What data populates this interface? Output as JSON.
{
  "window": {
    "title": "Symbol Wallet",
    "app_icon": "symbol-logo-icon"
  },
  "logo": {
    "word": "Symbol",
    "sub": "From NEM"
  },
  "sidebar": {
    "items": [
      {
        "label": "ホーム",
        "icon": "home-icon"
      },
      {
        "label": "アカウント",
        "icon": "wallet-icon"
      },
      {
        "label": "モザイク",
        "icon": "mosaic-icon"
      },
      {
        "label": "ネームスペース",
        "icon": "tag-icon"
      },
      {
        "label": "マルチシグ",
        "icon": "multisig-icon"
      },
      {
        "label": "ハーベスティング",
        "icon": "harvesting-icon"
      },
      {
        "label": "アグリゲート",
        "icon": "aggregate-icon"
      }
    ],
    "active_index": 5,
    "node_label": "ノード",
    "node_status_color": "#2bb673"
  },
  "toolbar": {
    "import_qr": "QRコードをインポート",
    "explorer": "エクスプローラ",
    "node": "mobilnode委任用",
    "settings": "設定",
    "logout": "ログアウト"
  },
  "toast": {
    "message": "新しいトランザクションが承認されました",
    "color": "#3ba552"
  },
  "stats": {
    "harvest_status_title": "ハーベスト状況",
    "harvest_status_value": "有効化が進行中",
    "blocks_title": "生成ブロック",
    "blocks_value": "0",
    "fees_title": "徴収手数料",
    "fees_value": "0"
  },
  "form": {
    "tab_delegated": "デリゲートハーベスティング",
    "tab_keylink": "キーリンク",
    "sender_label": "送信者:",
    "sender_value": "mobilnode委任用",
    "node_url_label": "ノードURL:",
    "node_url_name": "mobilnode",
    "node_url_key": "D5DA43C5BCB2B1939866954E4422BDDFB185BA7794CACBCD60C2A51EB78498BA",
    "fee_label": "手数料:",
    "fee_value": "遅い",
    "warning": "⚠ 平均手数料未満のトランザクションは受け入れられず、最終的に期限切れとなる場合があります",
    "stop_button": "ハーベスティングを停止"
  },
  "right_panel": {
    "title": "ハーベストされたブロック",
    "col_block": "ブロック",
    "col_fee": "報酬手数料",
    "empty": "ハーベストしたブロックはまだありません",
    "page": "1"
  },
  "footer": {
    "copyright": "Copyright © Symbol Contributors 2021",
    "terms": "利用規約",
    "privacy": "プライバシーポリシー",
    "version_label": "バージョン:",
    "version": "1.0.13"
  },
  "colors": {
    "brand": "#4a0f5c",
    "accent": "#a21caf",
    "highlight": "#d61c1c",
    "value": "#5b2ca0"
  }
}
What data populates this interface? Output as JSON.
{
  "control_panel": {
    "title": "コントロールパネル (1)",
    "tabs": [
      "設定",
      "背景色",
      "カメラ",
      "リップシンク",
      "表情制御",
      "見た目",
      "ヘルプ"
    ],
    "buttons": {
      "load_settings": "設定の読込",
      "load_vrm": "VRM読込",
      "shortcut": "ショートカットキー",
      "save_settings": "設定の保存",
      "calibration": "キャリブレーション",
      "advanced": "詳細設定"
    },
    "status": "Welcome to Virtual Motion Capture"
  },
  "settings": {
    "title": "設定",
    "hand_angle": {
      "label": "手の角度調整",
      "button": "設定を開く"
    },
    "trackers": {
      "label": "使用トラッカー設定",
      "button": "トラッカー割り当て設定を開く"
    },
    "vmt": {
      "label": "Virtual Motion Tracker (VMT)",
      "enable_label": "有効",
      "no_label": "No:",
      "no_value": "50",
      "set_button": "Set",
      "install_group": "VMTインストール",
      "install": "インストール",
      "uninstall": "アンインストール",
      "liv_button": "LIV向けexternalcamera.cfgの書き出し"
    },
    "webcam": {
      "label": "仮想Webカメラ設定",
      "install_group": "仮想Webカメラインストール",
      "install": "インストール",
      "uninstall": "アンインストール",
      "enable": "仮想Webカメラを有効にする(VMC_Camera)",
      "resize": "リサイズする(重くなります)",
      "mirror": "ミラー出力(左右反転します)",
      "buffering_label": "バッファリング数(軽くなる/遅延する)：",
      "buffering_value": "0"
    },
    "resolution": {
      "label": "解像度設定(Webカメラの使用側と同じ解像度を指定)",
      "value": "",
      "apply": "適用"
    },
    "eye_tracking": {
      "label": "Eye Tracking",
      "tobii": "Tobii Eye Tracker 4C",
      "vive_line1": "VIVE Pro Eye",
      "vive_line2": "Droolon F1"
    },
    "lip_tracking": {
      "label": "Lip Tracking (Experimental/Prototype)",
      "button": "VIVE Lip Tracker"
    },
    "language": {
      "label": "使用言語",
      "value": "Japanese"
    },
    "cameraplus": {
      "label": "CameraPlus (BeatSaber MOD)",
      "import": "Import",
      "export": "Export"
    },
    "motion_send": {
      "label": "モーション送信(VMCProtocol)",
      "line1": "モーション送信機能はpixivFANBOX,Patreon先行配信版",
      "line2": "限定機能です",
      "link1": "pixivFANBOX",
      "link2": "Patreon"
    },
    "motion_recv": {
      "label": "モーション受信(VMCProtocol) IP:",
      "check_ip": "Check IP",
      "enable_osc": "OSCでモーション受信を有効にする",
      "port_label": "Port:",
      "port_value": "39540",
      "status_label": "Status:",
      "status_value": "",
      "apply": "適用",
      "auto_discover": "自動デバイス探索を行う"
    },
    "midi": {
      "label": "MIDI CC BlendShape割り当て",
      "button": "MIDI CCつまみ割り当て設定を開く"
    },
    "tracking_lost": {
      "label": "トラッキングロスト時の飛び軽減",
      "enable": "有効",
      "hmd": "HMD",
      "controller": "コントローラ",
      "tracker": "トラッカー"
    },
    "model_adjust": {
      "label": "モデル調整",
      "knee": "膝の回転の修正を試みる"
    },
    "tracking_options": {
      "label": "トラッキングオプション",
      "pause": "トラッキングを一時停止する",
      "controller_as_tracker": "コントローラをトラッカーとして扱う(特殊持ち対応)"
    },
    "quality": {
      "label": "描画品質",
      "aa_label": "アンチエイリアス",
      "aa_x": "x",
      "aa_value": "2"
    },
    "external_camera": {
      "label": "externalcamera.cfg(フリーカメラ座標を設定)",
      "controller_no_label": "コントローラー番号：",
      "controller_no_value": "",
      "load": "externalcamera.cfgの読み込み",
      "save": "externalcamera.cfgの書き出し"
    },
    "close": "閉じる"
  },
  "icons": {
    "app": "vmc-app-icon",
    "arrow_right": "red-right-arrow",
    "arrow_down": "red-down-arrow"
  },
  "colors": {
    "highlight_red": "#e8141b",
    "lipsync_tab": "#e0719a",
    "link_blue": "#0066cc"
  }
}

What is needed: Of the lines in this material, state how many hold the string "Virtual". Write no other words.

Answer to the problem: 2